(TASK) Retype all of the entries word for word.
§ §
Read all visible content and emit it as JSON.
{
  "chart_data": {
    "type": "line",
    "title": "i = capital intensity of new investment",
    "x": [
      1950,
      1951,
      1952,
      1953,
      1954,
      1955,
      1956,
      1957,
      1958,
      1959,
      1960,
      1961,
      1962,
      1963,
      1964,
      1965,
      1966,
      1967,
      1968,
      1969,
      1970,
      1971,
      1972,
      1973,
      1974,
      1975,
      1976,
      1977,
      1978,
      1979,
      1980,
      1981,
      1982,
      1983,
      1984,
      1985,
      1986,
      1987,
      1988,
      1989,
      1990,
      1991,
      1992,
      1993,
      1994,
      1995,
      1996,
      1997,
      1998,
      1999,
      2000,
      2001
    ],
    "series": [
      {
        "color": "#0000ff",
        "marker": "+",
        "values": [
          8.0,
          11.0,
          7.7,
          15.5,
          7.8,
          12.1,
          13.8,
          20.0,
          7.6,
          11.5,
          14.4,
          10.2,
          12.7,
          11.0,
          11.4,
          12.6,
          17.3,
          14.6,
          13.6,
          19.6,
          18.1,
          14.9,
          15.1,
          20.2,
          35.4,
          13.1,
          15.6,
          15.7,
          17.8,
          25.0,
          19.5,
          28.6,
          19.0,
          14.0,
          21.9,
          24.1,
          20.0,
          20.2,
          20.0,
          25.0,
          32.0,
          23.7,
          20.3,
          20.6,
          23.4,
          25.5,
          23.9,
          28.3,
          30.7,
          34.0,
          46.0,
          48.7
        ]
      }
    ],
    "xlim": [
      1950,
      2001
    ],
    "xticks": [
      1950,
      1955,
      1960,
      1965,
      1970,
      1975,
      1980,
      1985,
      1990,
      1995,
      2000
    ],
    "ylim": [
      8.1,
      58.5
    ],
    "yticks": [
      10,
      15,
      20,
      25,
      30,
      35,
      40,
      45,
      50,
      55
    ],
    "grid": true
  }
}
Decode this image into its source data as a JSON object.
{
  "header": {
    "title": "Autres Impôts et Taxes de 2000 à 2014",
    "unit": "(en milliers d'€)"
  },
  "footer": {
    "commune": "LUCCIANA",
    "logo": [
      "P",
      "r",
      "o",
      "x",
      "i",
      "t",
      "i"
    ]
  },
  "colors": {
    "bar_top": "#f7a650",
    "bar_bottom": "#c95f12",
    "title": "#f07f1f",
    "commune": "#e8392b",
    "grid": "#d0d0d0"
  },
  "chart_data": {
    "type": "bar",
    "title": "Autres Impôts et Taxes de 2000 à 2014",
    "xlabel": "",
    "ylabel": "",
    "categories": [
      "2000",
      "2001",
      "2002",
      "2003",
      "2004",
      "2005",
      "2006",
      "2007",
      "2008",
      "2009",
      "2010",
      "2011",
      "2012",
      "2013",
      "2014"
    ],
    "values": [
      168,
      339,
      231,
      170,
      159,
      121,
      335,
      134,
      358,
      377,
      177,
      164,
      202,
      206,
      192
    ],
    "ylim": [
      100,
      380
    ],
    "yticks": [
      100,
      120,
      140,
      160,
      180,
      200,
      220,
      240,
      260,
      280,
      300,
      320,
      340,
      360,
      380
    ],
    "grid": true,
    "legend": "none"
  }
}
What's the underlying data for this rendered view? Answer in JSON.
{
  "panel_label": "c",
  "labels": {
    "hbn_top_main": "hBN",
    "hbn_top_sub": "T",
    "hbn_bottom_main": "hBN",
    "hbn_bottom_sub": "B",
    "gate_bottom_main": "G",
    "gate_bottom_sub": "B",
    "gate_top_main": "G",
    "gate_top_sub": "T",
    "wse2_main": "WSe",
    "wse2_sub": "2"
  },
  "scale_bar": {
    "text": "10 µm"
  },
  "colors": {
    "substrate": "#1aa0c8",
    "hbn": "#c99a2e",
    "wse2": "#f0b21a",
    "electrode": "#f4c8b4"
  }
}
§ §
(RESPONSE)
Read all visible content and emit it as JSON.
{
  "chart_data": {
    "type": "line",
    "title": "i = capital intensity of new investment",
    "x": [
      1950,
      1951,
      1952,
      1953,
      1954,
      1955,
      1956,
      1957,
      1958,
      1959,
      1960,
      1961,
      1962,
      1963,
      1964,
      1965,
      1966,
      1967,
      1968,
      1969,
      1970,
      1971,
      1972,
      1973,
      1974,
      1975,
      1976,
      1977,
      1978,
      1979,
      1980,
      1981,
      1982,
      1983,
      1984,
      1985,
      1986,
      1987,
      1988,
      1989,
      1990,
      1991,
      1992,
      1993,
      1994,
      1995,
      1996,
      1997,
      1998,
      1999,
      2000,
      2001
    ],
    "series": [
      {
        "color": "#0000ff",
        "marker": "+",
        "values": [
          8.0,
          11.0,
          7.7,
          15.5,
          7.8,
          12.1,
          13.8,
          20.0,
          7.6,
          11.5,
          14.4,
          10.2,
          12.7,
          11.0,
          11.4,
          12.6,
          17.3,
          14.6,
          13.6,
          19.6,
          18.1,
          14.9,
          15.1,
          20.2,
          35.4,
          13.1,
          15.6,
          15.7,
          17.8,
          25.0,
          19.5,
          28.6,
          19.0,
          14.0,
          21.9,
          24.1,
          20.0,
          20.2,
          20.0,
          25.0,
          32.0,
          23.7,
          20.3,
          20.6,
          23.4,
          25.5,
          23.9,
          28.3,
          30.7,
          34.0,
          46.0,
          48.7
        ]
      }
    ],
    "xlim": [
      1950,
      2001
    ],
    "xticks": [
      1950,
      1955,
      1960,
      1965,
      1970,
      1975,
      1980,
      1985,
      1990,
      1995,
      2000
    ],
    "ylim": [
      8.1,
      58.5
    ],
    "yticks": [
      10,
      15,
      20,
      25,
      30,
      35,
      40,
      45,
      50,
      55
    ],
    "grid": true
  }
}
Decode this image into its source data as a JSON object.
{
  "header": {
    "title": "Autres Impôts et Taxes de 2000 à 2014",
    "unit": "(en milliers d'€)"
  },
  "footer": {
    "commune": "LUCCIANA",
    "logo": [
      "P",
      "r",
      "o",
      "x",
      "i",
      "t",
      "i"
    ]
  },
  "colors": {
    "bar_top": "#f7a650",
    "bar_bottom": "#c95f12",
    "title": "#f07f1f",
    "commune": "#e8392b",
    "grid": "#d0d0d0"
  },
  "chart_data": {
    "type": "bar",
    "title": "Autres Impôts et Taxes de 2000 à 2014",
    "xlabel": "",
    "ylabel": "",
    "categories": [
      "2000",
      "2001",
      "2002",
      "2003",
      "2004",
      "2005",
      "2006",
      "2007",
      "2008",
      "2009",
      "2010",
      "2011",
      "2012",
      "2013",
      "2014"
    ],
    "values": [
      168,
      339,
      231,
      170,
      159,
      121,
      335,
      134,
      358,
      377,
      177,
      164,
      202,
      206,
      192
    ],
    "ylim": [
      100,
      380
    ],
    "yticks": [
      100,
      120,
      140,
      160,
      180,
      200,
      220,
      240,
      260,
      280,
      300,
      320,
      340,
      360,
      380
    ],
    "grid": true,
    "legend": "none"
  }
}
What's the underlying data for this rendered view? Answer in JSON.
{
  "panel_label": "c",
  "labels": {
    "hbn_top_main": "hBN",
    "hbn_top_sub": "T",
    "hbn_bottom_main": "hBN",
    "hbn_bottom_sub": "B",
    "gate_bottom_main": "G",
    "gate_bottom_sub": "B",
    "gate_top_main": "G",
    "gate_top_sub": "T",
    "wse2_main": "WSe",
    "wse2_sub": "2"
  },
  "scale_bar": {
    "text": "10 µm"
  },
  "colors": {
    "substrate": "#1aa0c8",
    "hbn": "#c99a2e",
    "wse2": "#f0b21a",
    "electrode": "#f4c8b4"
  }
}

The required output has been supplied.